■ **Problem**: Quote every line of the material beneath this one.

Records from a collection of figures
********************

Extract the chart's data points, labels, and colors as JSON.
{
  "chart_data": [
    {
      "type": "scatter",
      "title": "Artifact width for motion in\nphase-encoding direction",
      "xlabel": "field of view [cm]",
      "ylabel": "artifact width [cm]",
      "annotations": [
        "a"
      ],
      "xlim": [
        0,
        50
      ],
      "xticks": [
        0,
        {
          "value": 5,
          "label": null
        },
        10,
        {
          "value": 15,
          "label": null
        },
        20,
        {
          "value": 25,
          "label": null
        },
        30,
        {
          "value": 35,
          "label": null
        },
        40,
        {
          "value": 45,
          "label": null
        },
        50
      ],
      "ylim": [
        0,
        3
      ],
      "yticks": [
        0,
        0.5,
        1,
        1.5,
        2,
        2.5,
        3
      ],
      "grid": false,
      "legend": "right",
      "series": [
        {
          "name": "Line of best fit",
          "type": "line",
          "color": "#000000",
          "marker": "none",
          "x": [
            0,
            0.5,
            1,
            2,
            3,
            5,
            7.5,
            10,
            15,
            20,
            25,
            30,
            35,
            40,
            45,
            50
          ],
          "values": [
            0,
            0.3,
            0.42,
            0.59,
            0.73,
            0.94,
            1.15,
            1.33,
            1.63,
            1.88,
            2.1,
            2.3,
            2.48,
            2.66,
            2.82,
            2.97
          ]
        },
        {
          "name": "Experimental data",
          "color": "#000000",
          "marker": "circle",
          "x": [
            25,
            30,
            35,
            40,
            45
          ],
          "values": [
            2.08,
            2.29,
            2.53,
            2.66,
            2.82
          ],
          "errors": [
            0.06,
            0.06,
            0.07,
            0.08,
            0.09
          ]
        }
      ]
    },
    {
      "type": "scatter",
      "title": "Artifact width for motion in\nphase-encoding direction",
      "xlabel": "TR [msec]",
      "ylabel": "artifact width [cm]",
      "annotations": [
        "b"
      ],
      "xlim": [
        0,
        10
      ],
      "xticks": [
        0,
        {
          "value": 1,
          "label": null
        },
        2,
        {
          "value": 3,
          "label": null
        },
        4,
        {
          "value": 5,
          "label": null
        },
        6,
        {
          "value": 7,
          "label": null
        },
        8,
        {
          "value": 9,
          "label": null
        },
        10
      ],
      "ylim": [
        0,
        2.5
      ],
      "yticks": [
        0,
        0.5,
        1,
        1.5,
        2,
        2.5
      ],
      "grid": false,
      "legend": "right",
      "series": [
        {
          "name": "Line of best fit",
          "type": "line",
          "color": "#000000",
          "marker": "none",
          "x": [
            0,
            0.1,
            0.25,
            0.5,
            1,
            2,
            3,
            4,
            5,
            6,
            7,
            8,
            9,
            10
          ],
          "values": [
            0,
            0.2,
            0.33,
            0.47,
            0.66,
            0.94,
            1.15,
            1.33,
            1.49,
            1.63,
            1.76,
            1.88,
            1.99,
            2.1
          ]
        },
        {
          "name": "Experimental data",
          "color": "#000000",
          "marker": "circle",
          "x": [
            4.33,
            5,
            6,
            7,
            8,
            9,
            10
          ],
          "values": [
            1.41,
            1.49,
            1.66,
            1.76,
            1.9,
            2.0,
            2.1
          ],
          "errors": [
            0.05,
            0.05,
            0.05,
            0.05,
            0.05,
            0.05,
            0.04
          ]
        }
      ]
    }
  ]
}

********************

■ **Solution to the exercise**:
Extract the chart's data points, labels, and colors as JSON.
{
  "chart_data": [
    {
      "type": "scatter",
      "title": "Artifact width for motion in\nphase-encoding direction",
      "xlabel": "field of view [cm]",
      "ylabel": "artifact width [cm]",
      "annotations": [
        "a"
      ],
      "xlim": [
        0,
        50
      ],
      "xticks": [
        0,
        {
          "value": 5,
          "label": null
        },
        10,
        {
          "value": 15,
          "label": null
        },
        20,
        {
          "value": 25,
          "label": null
        },
        30,
        {
          "value": 35,
          "label": null
        },
        40,
        {
          "value": 45,
          "label": null
        },
        50
      ],
      "ylim": [
        0,
        3
      ],
      "yticks": [
        0,
        0.5,
        1,
        1.5,
        2,
        2.5,
        3
      ],
      "grid": false,
      "legend": "right",
      "series": [
        {
          "name": "Line of best fit",
          "type": "line",
          "color": "#000000",
          "marker": "none",
          "x": [
            0,
            0.5,
            1,
            2,
            3,
            5,
            7.5,
            10,
            15,
            20,
            25,
            30,
            35,
            40,
            45,
            50
          ],
          "values": [
            0,
            0.3,
            0.42,
            0.59,
            0.73,
            0.94,
            1.15,
            1.33,
            1.63,
            1.88,
            2.1,
            2.3,
            2.48,
            2.66,
            2.82,
            2.97
          ]
        },
        {
          "name": "Experimental data",
          "color": "#000000",
          "marker": "circle",
          "x": [
            25,
            30,
            35,
            40,
            45
          ],
          "values": [
            2.08,
            2.29,
            2.53,
            2.66,
            2.82
          ],
          "errors": [
            0.06,
            0.06,
            0.07,
            0.08,
            0.09
          ]
        }
      ]
    },
    {
      "type": "scatter",
      "title": "Artifact width for motion in\nphase-encoding direction",
      "xlabel": "TR [msec]",
      "ylabel": "artifact width [cm]",
      "annotations": [
        "b"
      ],
      "xlim": [
        0,
        10
      ],
      "xticks": [
        0,
        {
          "value": 1,
          "label": null
        },
        2,
        {
          "value": 3,
          "label": null
        },
        4,
        {
          "value": 5,
          "label": null
        },
        6,
        {
          "value": 7,
          "label": null
        },
        8,
        {
          "value": 9,
          "label": null
        },
        10
      ],
      "ylim": [
        0,
        2.5
      ],
      "yticks": [
        0,
        0.5,
        1,
        1.5,
        2,
        2.5
      ],
      "grid": false,
      "legend": "right",
      "series": [
        {
          "name": "Line of best fit",
          "type": "line",
          "color": "#000000",
          "marker": "none",
          "x": [
            0,
            0.1,
            0.25,
            0.5,
            1,
            2,
            3,
            4,
            5,
            6,
            7,
            8,
            9,
            10
          ],
          "values": [
            0,
            0.2,
            0.33,
            0.47,
            0.66,
            0.94,
            1.15,
            1.33,
            1.49,
            1.63,
            1.76,
            1.88,
            1.99,
            2.1
          ]
        },
        {
          "name": "Experimental data",
          "color": "#000000",
          "marker": "circle",
          "x": [
            4.33,
            5,
            6,
            7,
            8,
            9,
            10
          ],
          "values": [
            1.41,
            1.49,
            1.66,
            1.76,
            1.9,
            2.0,
            2.1
          ],
          "errors": [
            0.05,
            0.05,
            0.05,
            0.05,
            0.05,
            0.05,
            0.04
          ]
        }
      ]
    }
  ]
}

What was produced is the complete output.